DESCRIPTION OF THE TASK: Copy each line of the data below exactly, leaving out pictures.

PROVIDED DATA:
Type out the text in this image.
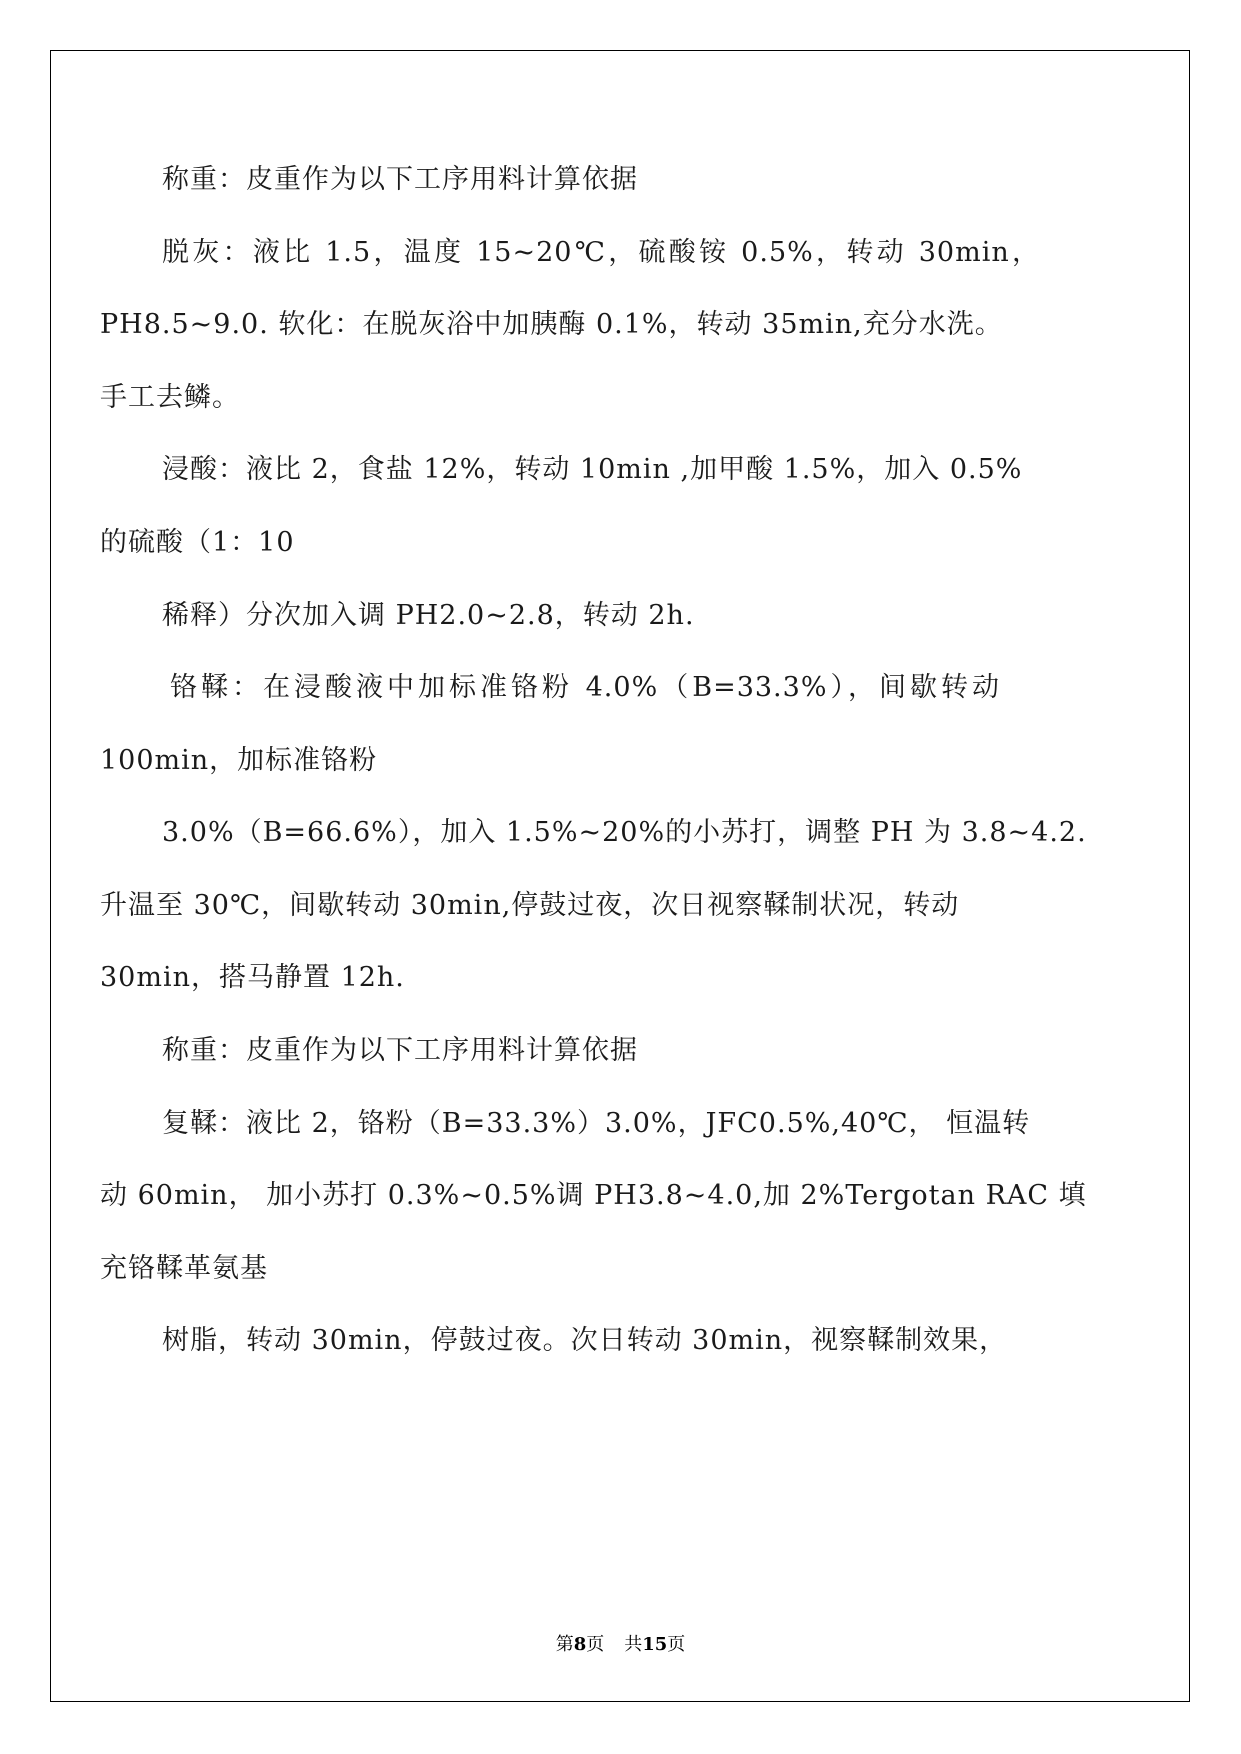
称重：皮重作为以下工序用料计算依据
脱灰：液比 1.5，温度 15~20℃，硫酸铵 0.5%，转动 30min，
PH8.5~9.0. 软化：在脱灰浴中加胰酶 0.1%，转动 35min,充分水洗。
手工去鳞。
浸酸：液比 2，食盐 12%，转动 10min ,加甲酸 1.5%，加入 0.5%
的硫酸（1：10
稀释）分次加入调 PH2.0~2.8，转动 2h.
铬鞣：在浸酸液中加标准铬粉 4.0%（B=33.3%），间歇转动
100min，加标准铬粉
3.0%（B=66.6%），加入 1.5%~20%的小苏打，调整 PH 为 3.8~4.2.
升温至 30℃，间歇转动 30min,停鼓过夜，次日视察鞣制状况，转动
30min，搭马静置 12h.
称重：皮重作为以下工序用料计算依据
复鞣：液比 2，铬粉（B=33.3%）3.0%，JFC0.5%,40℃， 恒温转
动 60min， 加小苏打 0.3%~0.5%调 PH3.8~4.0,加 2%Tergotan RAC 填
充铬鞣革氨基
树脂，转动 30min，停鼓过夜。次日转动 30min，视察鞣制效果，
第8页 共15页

FINAL RESULT:
Type out the text in this image.
称重：皮重作为以下工序用料计算依据
脱灰：液比 1.5，温度 15~20℃，硫酸铵 0.5%，转动 30min，
PH8.5~9.0. 软化：在脱灰浴中加胰酶 0.1%，转动 35min,充分水洗。
手工去鳞。
浸酸：液比 2，食盐 12%，转动 10min ,加甲酸 1.5%，加入 0.5%
的硫酸（1：10
稀释）分次加入调 PH2.0~2.8，转动 2h.
铬鞣：在浸酸液中加标准铬粉 4.0%（B=33.3%），间歇转动
100min，加标准铬粉
3.0%（B=66.6%），加入 1.5%~20%的小苏打，调整 PH 为 3.8~4.2.
升温至 30℃，间歇转动 30min,停鼓过夜，次日视察鞣制状况，转动
30min，搭马静置 12h.
称重：皮重作为以下工序用料计算依据
复鞣：液比 2，铬粉（B=33.3%）3.0%，JFC0.5%,40℃， 恒温转
动 60min， 加小苏打 0.3%~0.5%调 PH3.8~4.0,加 2%Tergotan RAC 填
充铬鞣革氨基
树脂，转动 30min，停鼓过夜。次日转动 30min，视察鞣制效果，
第8页 共15页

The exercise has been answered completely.